* **Exercise**: Filter these entries so that only lines with the word "name" remain.

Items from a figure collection
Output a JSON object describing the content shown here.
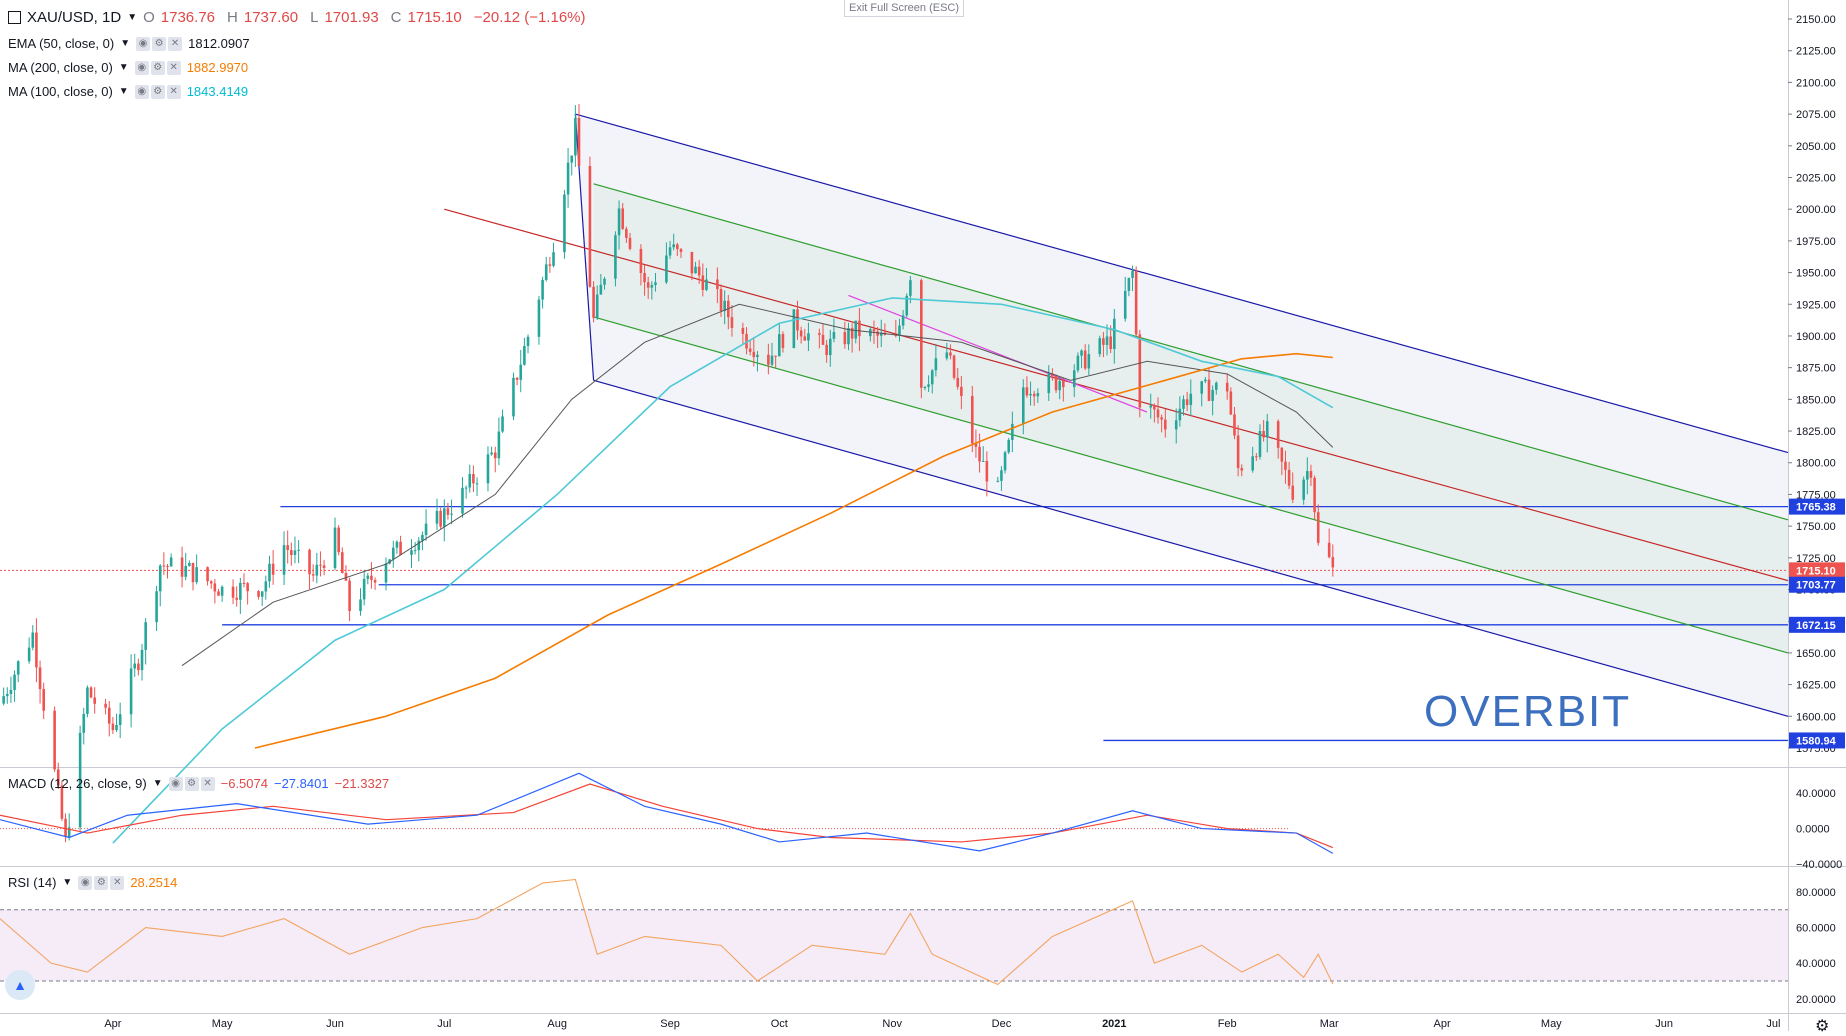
{
  "header": {
    "symbol": "XAU/USD, 1D",
    "open_label": "O",
    "open": "1736.76",
    "high_label": "H",
    "high": "1737.60",
    "low_label": "L",
    "low": "1701.93",
    "close_label": "C",
    "close": "1715.10",
    "change": "−20.12 (−1.16%)"
  },
  "indicators": [
    {
      "name": "EMA (50, close, 0)",
      "value": "1812.0907",
      "color": "#131722"
    },
    {
      "name": "MA (200, close, 0)",
      "value": "1882.9970",
      "color": "#f57c00"
    },
    {
      "name": "MA (100, close, 0)",
      "value": "1843.4149",
      "color": "#00bcd4"
    }
  ],
  "macd_legend": {
    "name": "MACD (12, 26, close, 9)",
    "v1": "−6.5074",
    "v2": "−27.8401",
    "v3": "−21.3327"
  },
  "rsi_legend": {
    "name": "RSI (14)",
    "value": "28.2514"
  },
  "exit_fullscreen": "Exit Full Screen (ESC)",
  "watermark": "OVERBIT",
  "colors": {
    "up": "#26a69a",
    "down": "#ef5350",
    "channel": "#1a1aa8",
    "inner": "#2e9e2e",
    "median": "#c62828",
    "hline": "#2040e0",
    "macd": "#2962ff",
    "signal": "#f44336",
    "rsi": "#f4a460"
  },
  "chart_data": {
    "type": "line",
    "main_panel": {
      "y_ticks": [
        "2150.00",
        "2125.00",
        "2100.00",
        "2075.00",
        "2050.00",
        "2025.00",
        "2000.00",
        "1975.00",
        "1950.00",
        "1925.00",
        "1900.00",
        "1875.00",
        "1850.00",
        "1825.00",
        "1800.00",
        "1775.00",
        "1750.00",
        "1725.00",
        "1700.00",
        "1675.00",
        "1650.00",
        "1625.00",
        "1600.00",
        "1575.00"
      ],
      "x_ticks": [
        "Apr",
        "May",
        "Jun",
        "Jul",
        "Aug",
        "Sep",
        "Oct",
        "Nov",
        "Dec",
        "2021",
        "Feb",
        "Mar",
        "Apr",
        "May",
        "Jun",
        "Jul"
      ],
      "ylim": [
        1560,
        2165
      ],
      "xlim": [
        "2020-03-01",
        "2021-07-05"
      ],
      "price_labels": [
        {
          "value": "1765.38",
          "kind": "hline"
        },
        {
          "value": "1715.10",
          "kind": "last"
        },
        {
          "value": "1703.77",
          "kind": "hline"
        },
        {
          "value": "1672.15",
          "kind": "hline"
        },
        {
          "value": "1580.94",
          "kind": "hline"
        }
      ],
      "close_series": [
        [
          "2020-03-01",
          1610
        ],
        [
          "2020-03-10",
          1665
        ],
        [
          "2020-03-19",
          1500
        ],
        [
          "2020-03-25",
          1620
        ],
        [
          "2020-04-01",
          1590
        ],
        [
          "2020-04-08",
          1645
        ],
        [
          "2020-04-14",
          1720
        ],
        [
          "2020-04-22",
          1715
        ],
        [
          "2020-05-01",
          1700
        ],
        [
          "2020-05-12",
          1702
        ],
        [
          "2020-05-18",
          1735
        ],
        [
          "2020-05-26",
          1710
        ],
        [
          "2020-06-01",
          1740
        ],
        [
          "2020-06-05",
          1685
        ],
        [
          "2020-06-15",
          1725
        ],
        [
          "2020-06-26",
          1745
        ],
        [
          "2020-07-06",
          1775
        ],
        [
          "2020-07-15",
          1810
        ],
        [
          "2020-07-24",
          1900
        ],
        [
          "2020-07-31",
          1975
        ],
        [
          "2020-08-06",
          2063
        ],
        [
          "2020-08-11",
          1912
        ],
        [
          "2020-08-18",
          2000
        ],
        [
          "2020-08-26",
          1935
        ],
        [
          "2020-09-01",
          1970
        ],
        [
          "2020-09-10",
          1945
        ],
        [
          "2020-09-21",
          1900
        ],
        [
          "2020-09-28",
          1882
        ],
        [
          "2020-10-05",
          1912
        ],
        [
          "2020-10-13",
          1890
        ],
        [
          "2020-10-22",
          1904
        ],
        [
          "2020-11-02",
          1895
        ],
        [
          "2020-11-06",
          1950
        ],
        [
          "2020-11-09",
          1862
        ],
        [
          "2020-11-16",
          1887
        ],
        [
          "2020-11-24",
          1808
        ],
        [
          "2020-11-30",
          1777
        ],
        [
          "2020-12-07",
          1860
        ],
        [
          "2020-12-16",
          1864
        ],
        [
          "2020-12-23",
          1880
        ],
        [
          "2020-12-31",
          1897
        ],
        [
          "2021-01-06",
          1950
        ],
        [
          "2021-01-08",
          1850
        ],
        [
          "2021-01-15",
          1830
        ],
        [
          "2021-01-22",
          1855
        ],
        [
          "2021-02-01",
          1860
        ],
        [
          "2021-02-04",
          1795
        ],
        [
          "2021-02-12",
          1824
        ],
        [
          "2021-02-19",
          1778
        ],
        [
          "2021-02-24",
          1797
        ],
        [
          "2021-02-26",
          1734
        ],
        [
          "2021-03-01",
          1723
        ],
        [
          "2021-03-02",
          1715.1
        ]
      ],
      "series": [
        {
          "name": "EMA (50, close, 0)",
          "points": [
            [
              "2020-04-20",
              1640
            ],
            [
              "2020-05-15",
              1690
            ],
            [
              "2020-06-15",
              1720
            ],
            [
              "2020-07-15",
              1775
            ],
            [
              "2020-08-05",
              1850
            ],
            [
              "2020-08-25",
              1895
            ],
            [
              "2020-09-20",
              1925
            ],
            [
              "2020-10-20",
              1905
            ],
            [
              "2020-11-20",
              1895
            ],
            [
              "2020-12-20",
              1865
            ],
            [
              "2021-01-10",
              1880
            ],
            [
              "2021-02-01",
              1870
            ],
            [
              "2021-02-20",
              1840
            ],
            [
              "2021-03-02",
              1812.09
            ]
          ]
        },
        {
          "name": "MA (200, close, 0)",
          "points": [
            [
              "2020-05-10",
              1575
            ],
            [
              "2020-06-15",
              1600
            ],
            [
              "2020-07-15",
              1630
            ],
            [
              "2020-08-15",
              1680
            ],
            [
              "2020-09-15",
              1720
            ],
            [
              "2020-10-15",
              1760
            ],
            [
              "2020-11-15",
              1805
            ],
            [
              "2020-12-15",
              1840
            ],
            [
              "2021-01-15",
              1865
            ],
            [
              "2021-02-05",
              1882
            ],
            [
              "2021-02-20",
              1886
            ],
            [
              "2021-03-02",
              1883
            ]
          ]
        },
        {
          "name": "MA (100, close, 0)",
          "points": [
            [
              "2020-04-01",
              1500
            ],
            [
              "2020-05-01",
              1590
            ],
            [
              "2020-06-01",
              1660
            ],
            [
              "2020-07-01",
              1700
            ],
            [
              "2020-08-01",
              1775
            ],
            [
              "2020-09-01",
              1860
            ],
            [
              "2020-10-01",
              1910
            ],
            [
              "2020-11-01",
              1930
            ],
            [
              "2020-12-01",
              1925
            ],
            [
              "2021-01-01",
              1905
            ],
            [
              "2021-01-25",
              1880
            ],
            [
              "2021-02-15",
              1868
            ],
            [
              "2021-03-02",
              1843.41
            ]
          ]
        }
      ],
      "hlines": [
        {
          "value": 1765.38,
          "from": "2020-05-17"
        },
        {
          "value": 1703.77,
          "from": "2020-06-13"
        },
        {
          "value": 1672.15,
          "from": "2020-05-01"
        },
        {
          "value": 1580.94,
          "from": "2020-12-29"
        }
      ],
      "regression_channel": {
        "outer_upper": [
          [
            "2020-08-06",
            2075
          ],
          [
            "2021-07-05",
            1808
          ]
        ],
        "outer_lower": [
          [
            "2020-08-11",
            1865
          ],
          [
            "2021-07-05",
            1600
          ]
        ],
        "inner_upper": [
          [
            "2020-08-11",
            2020
          ],
          [
            "2021-07-05",
            1755
          ]
        ],
        "inner_lower": [
          [
            "2020-08-11",
            1915
          ],
          [
            "2021-07-05",
            1650
          ]
        ],
        "median": [
          [
            "2020-07-01",
            2000
          ],
          [
            "2021-07-05",
            1707
          ]
        ]
      }
    },
    "macd_panel": {
      "y_ticks": [
        "40.0000",
        "0.0000",
        "−40.0000"
      ],
      "ylim": [
        -42,
        68
      ],
      "macd": [
        [
          "2020-03-01",
          10
        ],
        [
          "2020-03-20",
          -10
        ],
        [
          "2020-04-05",
          15
        ],
        [
          "2020-05-05",
          28
        ],
        [
          "2020-06-10",
          5
        ],
        [
          "2020-07-10",
          15
        ],
        [
          "2020-08-07",
          62
        ],
        [
          "2020-08-25",
          25
        ],
        [
          "2020-09-15",
          5
        ],
        [
          "2020-10-01",
          -15
        ],
        [
          "2020-10-25",
          -5
        ],
        [
          "2020-11-25",
          -25
        ],
        [
          "2020-12-15",
          -5
        ],
        [
          "2021-01-06",
          20
        ],
        [
          "2021-01-25",
          0
        ],
        [
          "2021-02-20",
          -5
        ],
        [
          "2021-03-02",
          -27.84
        ]
      ],
      "signal": [
        [
          "2020-03-01",
          15
        ],
        [
          "2020-03-25",
          -5
        ],
        [
          "2020-04-20",
          15
        ],
        [
          "2020-05-15",
          25
        ],
        [
          "2020-06-15",
          10
        ],
        [
          "2020-07-20",
          18
        ],
        [
          "2020-08-10",
          50
        ],
        [
          "2020-08-30",
          25
        ],
        [
          "2020-09-25",
          0
        ],
        [
          "2020-10-15",
          -10
        ],
        [
          "2020-11-20",
          -15
        ],
        [
          "2020-12-15",
          -5
        ],
        [
          "2021-01-10",
          15
        ],
        [
          "2021-02-01",
          0
        ],
        [
          "2021-02-20",
          -5
        ],
        [
          "2021-03-02",
          -21.33
        ]
      ]
    },
    "rsi_panel": {
      "y_ticks": [
        "80.0000",
        "60.0000",
        "40.0000",
        "20.0000"
      ],
      "ylim": [
        12,
        94
      ],
      "band": [
        30,
        70
      ],
      "rsi": [
        [
          "2020-03-01",
          65
        ],
        [
          "2020-03-15",
          40
        ],
        [
          "2020-03-25",
          35
        ],
        [
          "2020-04-10",
          60
        ],
        [
          "2020-05-01",
          55
        ],
        [
          "2020-05-18",
          65
        ],
        [
          "2020-06-05",
          45
        ],
        [
          "2020-06-25",
          60
        ],
        [
          "2020-07-10",
          65
        ],
        [
          "2020-07-28",
          85
        ],
        [
          "2020-08-06",
          87
        ],
        [
          "2020-08-12",
          45
        ],
        [
          "2020-08-25",
          55
        ],
        [
          "2020-09-15",
          50
        ],
        [
          "2020-09-25",
          30
        ],
        [
          "2020-10-10",
          50
        ],
        [
          "2020-10-30",
          45
        ],
        [
          "2020-11-06",
          68
        ],
        [
          "2020-11-12",
          45
        ],
        [
          "2020-11-30",
          28
        ],
        [
          "2020-12-15",
          55
        ],
        [
          "2021-01-06",
          75
        ],
        [
          "2021-01-12",
          40
        ],
        [
          "2021-01-25",
          50
        ],
        [
          "2021-02-05",
          35
        ],
        [
          "2021-02-15",
          45
        ],
        [
          "2021-02-22",
          32
        ],
        [
          "2021-02-26",
          45
        ],
        [
          "2021-03-02",
          28.25
        ]
      ]
    }
  }
}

* **Reply to the task**:
      "name": "EMA (50, close, 0)",
      "name": "MA (200, close, 0)",
      "name": "MA (100, close, 0)",
    "name": "MACD (12, 26, close, 9)",
    "name": "RSI (14)",
          "name": "EMA (50, close, 0)",
          "name": "MA (200, close, 0)",
          "name": "MA (100, close, 0)",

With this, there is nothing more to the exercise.